**** Source data

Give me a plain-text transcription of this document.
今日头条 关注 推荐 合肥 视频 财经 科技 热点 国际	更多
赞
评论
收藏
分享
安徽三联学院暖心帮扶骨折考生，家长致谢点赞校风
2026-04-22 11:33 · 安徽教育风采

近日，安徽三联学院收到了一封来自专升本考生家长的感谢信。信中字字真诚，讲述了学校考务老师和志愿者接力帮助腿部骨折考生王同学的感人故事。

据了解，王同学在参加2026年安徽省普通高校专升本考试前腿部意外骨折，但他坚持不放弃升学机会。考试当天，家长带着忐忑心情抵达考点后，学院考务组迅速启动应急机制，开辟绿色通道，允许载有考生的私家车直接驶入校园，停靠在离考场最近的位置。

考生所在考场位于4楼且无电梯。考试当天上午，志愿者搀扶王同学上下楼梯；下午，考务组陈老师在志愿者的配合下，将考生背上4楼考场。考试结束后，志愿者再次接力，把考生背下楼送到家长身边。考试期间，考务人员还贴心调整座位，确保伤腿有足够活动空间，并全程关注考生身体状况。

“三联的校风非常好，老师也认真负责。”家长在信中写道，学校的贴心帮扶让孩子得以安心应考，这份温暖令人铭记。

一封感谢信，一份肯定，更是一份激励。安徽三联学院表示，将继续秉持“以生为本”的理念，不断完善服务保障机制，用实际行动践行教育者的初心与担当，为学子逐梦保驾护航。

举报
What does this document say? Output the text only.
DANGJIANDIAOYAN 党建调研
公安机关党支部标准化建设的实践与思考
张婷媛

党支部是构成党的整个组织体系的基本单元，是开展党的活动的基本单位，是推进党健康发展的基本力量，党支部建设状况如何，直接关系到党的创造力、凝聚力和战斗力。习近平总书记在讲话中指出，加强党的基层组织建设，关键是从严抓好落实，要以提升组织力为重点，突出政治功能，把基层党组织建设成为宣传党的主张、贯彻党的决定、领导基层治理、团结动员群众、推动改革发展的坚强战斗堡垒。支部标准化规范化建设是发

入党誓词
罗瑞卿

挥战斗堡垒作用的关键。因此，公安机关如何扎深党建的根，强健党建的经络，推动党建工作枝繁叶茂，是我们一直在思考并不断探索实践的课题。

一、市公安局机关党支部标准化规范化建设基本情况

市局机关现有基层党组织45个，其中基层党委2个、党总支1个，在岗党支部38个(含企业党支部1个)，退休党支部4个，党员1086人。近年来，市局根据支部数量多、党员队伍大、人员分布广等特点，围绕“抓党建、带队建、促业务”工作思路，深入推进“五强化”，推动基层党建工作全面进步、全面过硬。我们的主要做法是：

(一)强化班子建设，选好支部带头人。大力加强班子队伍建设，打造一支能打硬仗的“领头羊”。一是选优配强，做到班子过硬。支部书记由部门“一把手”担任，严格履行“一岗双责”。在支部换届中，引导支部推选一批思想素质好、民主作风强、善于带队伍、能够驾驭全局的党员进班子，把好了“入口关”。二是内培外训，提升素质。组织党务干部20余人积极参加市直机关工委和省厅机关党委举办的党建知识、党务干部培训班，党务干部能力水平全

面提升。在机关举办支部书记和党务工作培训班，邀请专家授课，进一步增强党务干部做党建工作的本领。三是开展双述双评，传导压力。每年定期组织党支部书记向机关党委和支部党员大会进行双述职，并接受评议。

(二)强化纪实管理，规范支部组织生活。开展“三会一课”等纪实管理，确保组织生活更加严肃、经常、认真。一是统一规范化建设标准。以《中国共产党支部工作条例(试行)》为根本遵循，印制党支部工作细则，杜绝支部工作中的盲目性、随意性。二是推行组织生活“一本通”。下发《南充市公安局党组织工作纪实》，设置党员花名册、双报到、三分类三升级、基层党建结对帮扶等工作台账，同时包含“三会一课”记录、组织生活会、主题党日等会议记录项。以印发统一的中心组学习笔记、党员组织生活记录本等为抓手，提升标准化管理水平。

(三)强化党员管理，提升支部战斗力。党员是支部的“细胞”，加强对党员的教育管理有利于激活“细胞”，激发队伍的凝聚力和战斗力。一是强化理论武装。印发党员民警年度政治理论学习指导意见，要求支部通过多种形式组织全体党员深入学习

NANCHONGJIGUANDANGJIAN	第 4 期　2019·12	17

********

Aim: Reproduce the material verbatim, line by line.

Final result:
Give me a plain-text transcription of this document.
今日头条 关注 推荐 合肥 视频 财经 科技 热点 国际	更多
赞
评论
收藏
分享
安徽三联学院暖心帮扶骨折考生，家长致谢点赞校风
2026-04-22 11:33 · 安徽教育风采

近日，安徽三联学院收到了一封来自专升本考生家长的感谢信。信中字字真诚，讲述了学校考务老师和志愿者接力帮助腿部骨折考生王同学的感人故事。

据了解，王同学在参加2026年安徽省普通高校专升本考试前腿部意外骨折，但他坚持不放弃升学机会。考试当天，家长带着忐忑心情抵达考点后，学院考务组迅速启动应急机制，开辟绿色通道，允许载有考生的私家车直接驶入校园，停靠在离考场最近的位置。

考生所在考场位于4楼且无电梯。考试当天上午，志愿者搀扶王同学上下楼梯；下午，考务组陈老师在志愿者的配合下，将考生背上4楼考场。考试结束后，志愿者再次接力，把考生背下楼送到家长身边。考试期间，考务人员还贴心调整座位，确保伤腿有足够活动空间，并全程关注考生身体状况。

“三联的校风非常好，老师也认真负责。”家长在信中写道，学校的贴心帮扶让孩子得以安心应考，这份温暖令人铭记。

一封感谢信，一份肯定，更是一份激励。安徽三联学院表示，将继续秉持“以生为本”的理念，不断完善服务保障机制，用实际行动践行教育者的初心与担当，为学子逐梦保驾护航。

举报
What does this document say? Output the text only.
DANGJIANDIAOYAN 党建调研
公安机关党支部标准化建设的实践与思考
张婷媛

党支部是构成党的整个组织体系的基本单元，是开展党的活动的基本单位，是推进党健康发展的基本力量，党支部建设状况如何，直接关系到党的创造力、凝聚力和战斗力。习近平总书记在讲话中指出，加强党的基层组织建设，关键是从严抓好落实，要以提升组织力为重点，突出政治功能，把基层党组织建设成为宣传党的主张、贯彻党的决定、领导基层治理、团结动员群众、推动改革发展的坚强战斗堡垒。支部标准化规范化建设是发

入党誓词
罗瑞卿

挥战斗堡垒作用的关键。因此，公安机关如何扎深党建的根，强健党建的经络，推动党建工作枝繁叶茂，是我们一直在思考并不断探索实践的课题。

一、市公安局机关党支部标准化规范化建设基本情况

市局机关现有基层党组织45个，其中基层党委2个、党总支1个，在岗党支部38个(含企业党支部1个)，退休党支部4个，党员1086人。近年来，市局根据支部数量多、党员队伍大、人员分布广等特点，围绕“抓党建、带队建、促业务”工作思路，深入推进“五强化”，推动基层党建工作全面进步、全面过硬。我们的主要做法是：

(一)强化班子建设，选好支部带头人。大力加强班子队伍建设，打造一支能打硬仗的“领头羊”。一是选优配强，做到班子过硬。支部书记由部门“一把手”担任，严格履行“一岗双责”。在支部换届中，引导支部推选一批思想素质好、民主作风强、善于带队伍、能够驾驭全局的党员进班子，把好了“入口关”。二是内培外训，提升素质。组织党务干部20余人积极参加市直机关工委和省厅机关党委举办的党建知识、党务干部培训班，党务干部能力水平全

面提升。在机关举办支部书记和党务工作培训班，邀请专家授课，进一步增强党务干部做党建工作的本领。三是开展双述双评，传导压力。每年定期组织党支部书记向机关党委和支部党员大会进行双述职，并接受评议。

(二)强化纪实管理，规范支部组织生活。开展“三会一课”等纪实管理，确保组织生活更加严肃、经常、认真。一是统一规范化建设标准。以《中国共产党支部工作条例(试行)》为根本遵循，印制党支部工作细则，杜绝支部工作中的盲目性、随意性。二是推行组织生活“一本通”。下发《南充市公安局党组织工作纪实》，设置党员花名册、双报到、三分类三升级、基层党建结对帮扶等工作台账，同时包含“三会一课”记录、组织生活会、主题党日等会议记录项。以印发统一的中心组学习笔记、党员组织生活记录本等为抓手，提升标准化管理水平。

(三)强化党员管理，提升支部战斗力。党员是支部的“细胞”，加强对党员的教育管理有利于激活“细胞”，激发队伍的凝聚力和战斗力。一是强化理论武装。印发党员民警年度政治理论学习指导意见，要求支部通过多种形式组织全体党员深入学习

NANCHONGJIGUANDANGJIAN	第 4 期　2019·12	17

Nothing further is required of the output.